_REQUIRED TASK_:
Your task is to transcribe the data in full.

_INPUT MATERIAL_:

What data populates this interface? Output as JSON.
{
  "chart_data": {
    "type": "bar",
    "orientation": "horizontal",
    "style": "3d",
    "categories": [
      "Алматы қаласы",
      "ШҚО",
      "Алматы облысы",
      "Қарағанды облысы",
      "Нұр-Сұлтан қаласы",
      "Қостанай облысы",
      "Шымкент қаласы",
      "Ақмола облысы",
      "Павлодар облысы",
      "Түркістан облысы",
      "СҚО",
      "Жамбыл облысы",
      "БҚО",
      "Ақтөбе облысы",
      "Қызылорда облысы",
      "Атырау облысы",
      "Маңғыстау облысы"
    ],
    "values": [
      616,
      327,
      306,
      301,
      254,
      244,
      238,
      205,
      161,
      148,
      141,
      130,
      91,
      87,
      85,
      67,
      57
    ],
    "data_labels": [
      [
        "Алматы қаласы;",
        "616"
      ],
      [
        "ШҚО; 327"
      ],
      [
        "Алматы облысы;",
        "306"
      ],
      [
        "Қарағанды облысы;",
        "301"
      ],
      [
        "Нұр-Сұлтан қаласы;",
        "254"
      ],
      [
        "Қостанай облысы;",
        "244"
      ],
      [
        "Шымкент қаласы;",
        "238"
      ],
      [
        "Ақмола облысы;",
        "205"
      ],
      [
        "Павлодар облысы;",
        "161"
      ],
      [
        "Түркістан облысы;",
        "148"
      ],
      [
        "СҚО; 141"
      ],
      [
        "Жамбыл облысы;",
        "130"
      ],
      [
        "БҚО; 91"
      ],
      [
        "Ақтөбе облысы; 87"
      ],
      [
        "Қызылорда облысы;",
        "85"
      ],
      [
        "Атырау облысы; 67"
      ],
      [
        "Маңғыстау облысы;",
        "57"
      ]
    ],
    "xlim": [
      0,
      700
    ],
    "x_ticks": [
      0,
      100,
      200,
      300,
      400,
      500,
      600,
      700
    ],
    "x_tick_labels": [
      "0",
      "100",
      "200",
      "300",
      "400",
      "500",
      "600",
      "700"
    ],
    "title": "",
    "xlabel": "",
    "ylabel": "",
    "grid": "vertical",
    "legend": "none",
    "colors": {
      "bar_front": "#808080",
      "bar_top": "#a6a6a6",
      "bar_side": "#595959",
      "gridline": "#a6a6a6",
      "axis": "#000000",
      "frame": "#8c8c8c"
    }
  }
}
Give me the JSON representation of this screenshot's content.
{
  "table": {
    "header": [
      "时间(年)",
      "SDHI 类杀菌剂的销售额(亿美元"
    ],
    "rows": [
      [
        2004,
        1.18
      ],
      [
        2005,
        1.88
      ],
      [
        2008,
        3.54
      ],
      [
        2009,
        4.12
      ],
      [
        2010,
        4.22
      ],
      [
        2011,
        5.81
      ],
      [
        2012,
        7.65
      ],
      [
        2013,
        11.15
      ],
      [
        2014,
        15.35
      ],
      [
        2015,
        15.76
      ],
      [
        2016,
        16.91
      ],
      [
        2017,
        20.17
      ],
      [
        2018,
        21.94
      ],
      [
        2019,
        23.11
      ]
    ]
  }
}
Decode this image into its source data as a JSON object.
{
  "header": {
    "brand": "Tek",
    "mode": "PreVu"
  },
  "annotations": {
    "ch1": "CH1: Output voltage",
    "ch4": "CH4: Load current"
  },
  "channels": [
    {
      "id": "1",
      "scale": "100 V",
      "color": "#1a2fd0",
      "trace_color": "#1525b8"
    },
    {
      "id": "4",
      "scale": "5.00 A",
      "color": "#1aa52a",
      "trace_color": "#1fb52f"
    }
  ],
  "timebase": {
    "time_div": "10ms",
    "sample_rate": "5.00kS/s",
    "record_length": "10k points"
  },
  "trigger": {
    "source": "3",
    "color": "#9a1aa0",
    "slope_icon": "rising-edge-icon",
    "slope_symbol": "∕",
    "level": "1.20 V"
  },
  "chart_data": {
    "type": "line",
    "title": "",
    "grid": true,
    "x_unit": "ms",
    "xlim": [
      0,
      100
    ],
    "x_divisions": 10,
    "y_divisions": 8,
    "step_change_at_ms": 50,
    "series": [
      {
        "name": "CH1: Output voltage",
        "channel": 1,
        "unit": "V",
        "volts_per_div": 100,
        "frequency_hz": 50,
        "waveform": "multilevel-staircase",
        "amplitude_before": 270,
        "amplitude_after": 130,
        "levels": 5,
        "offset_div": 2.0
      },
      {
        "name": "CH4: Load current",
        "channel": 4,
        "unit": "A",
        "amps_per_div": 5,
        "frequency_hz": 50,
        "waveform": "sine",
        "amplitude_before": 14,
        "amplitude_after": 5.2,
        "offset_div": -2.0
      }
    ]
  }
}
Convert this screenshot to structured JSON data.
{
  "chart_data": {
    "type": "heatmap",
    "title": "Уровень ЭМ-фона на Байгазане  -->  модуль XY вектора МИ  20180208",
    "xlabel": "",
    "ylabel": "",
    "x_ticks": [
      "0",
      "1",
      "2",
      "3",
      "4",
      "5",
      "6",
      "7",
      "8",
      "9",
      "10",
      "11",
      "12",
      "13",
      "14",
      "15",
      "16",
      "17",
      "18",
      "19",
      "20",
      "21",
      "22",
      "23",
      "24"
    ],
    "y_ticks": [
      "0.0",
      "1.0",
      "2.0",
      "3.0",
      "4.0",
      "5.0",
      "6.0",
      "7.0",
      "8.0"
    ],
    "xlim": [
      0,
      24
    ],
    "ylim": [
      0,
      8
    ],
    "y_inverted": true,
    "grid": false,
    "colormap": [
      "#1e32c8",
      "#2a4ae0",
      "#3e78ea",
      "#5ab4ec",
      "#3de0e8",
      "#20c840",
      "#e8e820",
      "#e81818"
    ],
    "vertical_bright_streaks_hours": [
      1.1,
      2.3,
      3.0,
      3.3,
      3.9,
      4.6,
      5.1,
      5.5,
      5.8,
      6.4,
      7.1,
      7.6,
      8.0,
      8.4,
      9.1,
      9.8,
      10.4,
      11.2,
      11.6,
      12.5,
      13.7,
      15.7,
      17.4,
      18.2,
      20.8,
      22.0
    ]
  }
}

_OUTPUT OF THE TASK_:
What data populates this interface? Output as JSON.
{
  "chart_data": {
    "type": "bar",
    "orientation": "horizontal",
    "style": "3d",
    "categories": [
      "Алматы қаласы",
      "ШҚО",
      "Алматы облысы",
      "Қарағанды облысы",
      "Нұр-Сұлтан қаласы",
      "Қостанай облысы",
      "Шымкент қаласы",
      "Ақмола облысы",
      "Павлодар облысы",
      "Түркістан облысы",
      "СҚО",
      "Жамбыл облысы",
      "БҚО",
      "Ақтөбе облысы",
      "Қызылорда облысы",
      "Атырау облысы",
      "Маңғыстау облысы"
    ],
    "values": [
      616,
      327,
      306,
      301,
      254,
      244,
      238,
      205,
      161,
      148,
      141,
      130,
      91,
      87,
      85,
      67,
      57
    ],
    "data_labels": [
      [
        "Алматы қаласы;",
        "616"
      ],
      [
        "ШҚО; 327"
      ],
      [
        "Алматы облысы;",
        "306"
      ],
      [
        "Қарағанды облысы;",
        "301"
      ],
      [
        "Нұр-Сұлтан қаласы;",
        "254"
      ],
      [
        "Қостанай облысы;",
        "244"
      ],
      [
        "Шымкент қаласы;",
        "238"
      ],
      [
        "Ақмола облысы;",
        "205"
      ],
      [
        "Павлодар облысы;",
        "161"
      ],
      [
        "Түркістан облысы;",
        "148"
      ],
      [
        "СҚО; 141"
      ],
      [
        "Жамбыл облысы;",
        "130"
      ],
      [
        "БҚО; 91"
      ],
      [
        "Ақтөбе облысы; 87"
      ],
      [
        "Қызылорда облысы;",
        "85"
      ],
      [
        "Атырау облысы; 67"
      ],
      [
        "Маңғыстау облысы;",
        "57"
      ]
    ],
    "xlim": [
      0,
      700
    ],
    "x_ticks": [
      0,
      100,
      200,
      300,
      400,
      500,
      600,
      700
    ],
    "x_tick_labels": [
      "0",
      "100",
      "200",
      "300",
      "400",
      "500",
      "600",
      "700"
    ],
    "title": "",
    "xlabel": "",
    "ylabel": "",
    "grid": "vertical",
    "legend": "none",
    "colors": {
      "bar_front": "#808080",
      "bar_top": "#a6a6a6",
      "bar_side": "#595959",
      "gridline": "#a6a6a6",
      "axis": "#000000",
      "frame": "#8c8c8c"
    }
  }
}
Give me the JSON representation of this screenshot's content.
{
  "table": {
    "header": [
      "时间(年)",
      "SDHI 类杀菌剂的销售额(亿美元"
    ],
    "rows": [
      [
        2004,
        1.18
      ],
      [
        2005,
        1.88
      ],
      [
        2008,
        3.54
      ],
      [
        2009,
        4.12
      ],
      [
        2010,
        4.22
      ],
      [
        2011,
        5.81
      ],
      [
        2012,
        7.65
      ],
      [
        2013,
        11.15
      ],
      [
        2014,
        15.35
      ],
      [
        2015,
        15.76
      ],
      [
        2016,
        16.91
      ],
      [
        2017,
        20.17
      ],
      [
        2018,
        21.94
      ],
      [
        2019,
        23.11
      ]
    ]
  }
}
Decode this image into its source data as a JSON object.
{
  "header": {
    "brand": "Tek",
    "mode": "PreVu"
  },
  "annotations": {
    "ch1": "CH1: Output voltage",
    "ch4": "CH4: Load current"
  },
  "channels": [
    {
      "id": "1",
      "scale": "100 V",
      "color": "#1a2fd0",
      "trace_color": "#1525b8"
    },
    {
      "id": "4",
      "scale": "5.00 A",
      "color": "#1aa52a",
      "trace_color": "#1fb52f"
    }
  ],
  "timebase": {
    "time_div": "10ms",
    "sample_rate": "5.00kS/s",
    "record_length": "10k points"
  },
  "trigger": {
    "source": "3",
    "color": "#9a1aa0",
    "slope_icon": "rising-edge-icon",
    "slope_symbol": "∕",
    "level": "1.20 V"
  },
  "chart_data": {
    "type": "line",
    "title": "",
    "grid": true,
    "x_unit": "ms",
    "xlim": [
      0,
      100
    ],
    "x_divisions": 10,
    "y_divisions": 8,
    "step_change_at_ms": 50,
    "series": [
      {
        "name": "CH1: Output voltage",
        "channel": 1,
        "unit": "V",
        "volts_per_div": 100,
        "frequency_hz": 50,
        "waveform": "multilevel-staircase",
        "amplitude_before": 270,
        "amplitude_after": 130,
        "levels": 5,
        "offset_div": 2.0
      },
      {
        "name": "CH4: Load current",
        "channel": 4,
        "unit": "A",
        "amps_per_div": 5,
        "frequency_hz": 50,
        "waveform": "sine",
        "amplitude_before": 14,
        "amplitude_after": 5.2,
        "offset_div": -2.0
      }
    ]
  }
}
Convert this screenshot to structured JSON data.
{
  "chart_data": {
    "type": "heatmap",
    "title": "Уровень ЭМ-фона на Байгазане  -->  модуль XY вектора МИ  20180208",
    "xlabel": "",
    "ylabel": "",
    "x_ticks": [
      "0",
      "1",
      "2",
      "3",
      "4",
      "5",
      "6",
      "7",
      "8",
      "9",
      "10",
      "11",
      "12",
      "13",
      "14",
      "15",
      "16",
      "17",
      "18",
      "19",
      "20",
      "21",
      "22",
      "23",
      "24"
    ],
    "y_ticks": [
      "0.0",
      "1.0",
      "2.0",
      "3.0",
      "4.0",
      "5.0",
      "6.0",
      "7.0",
      "8.0"
    ],
    "xlim": [
      0,
      24
    ],
    "ylim": [
      0,
      8
    ],
    "y_inverted": true,
    "grid": false,
    "colormap": [
      "#1e32c8",
      "#2a4ae0",
      "#3e78ea",
      "#5ab4ec",
      "#3de0e8",
      "#20c840",
      "#e8e820",
      "#e81818"
    ],
    "vertical_bright_streaks_hours": [
      1.1,
      2.3,
      3.0,
      3.3,
      3.9,
      4.6,
      5.1,
      5.5,
      5.8,
      6.4,
      7.1,
      7.6,
      8.0,
      8.4,
      9.1,
      9.8,
      10.4,
      11.2,
      11.6,
      12.5,
      13.7,
      15.7,
      17.4,
      18.2,
      20.8,
      22.0
    ]
  }
}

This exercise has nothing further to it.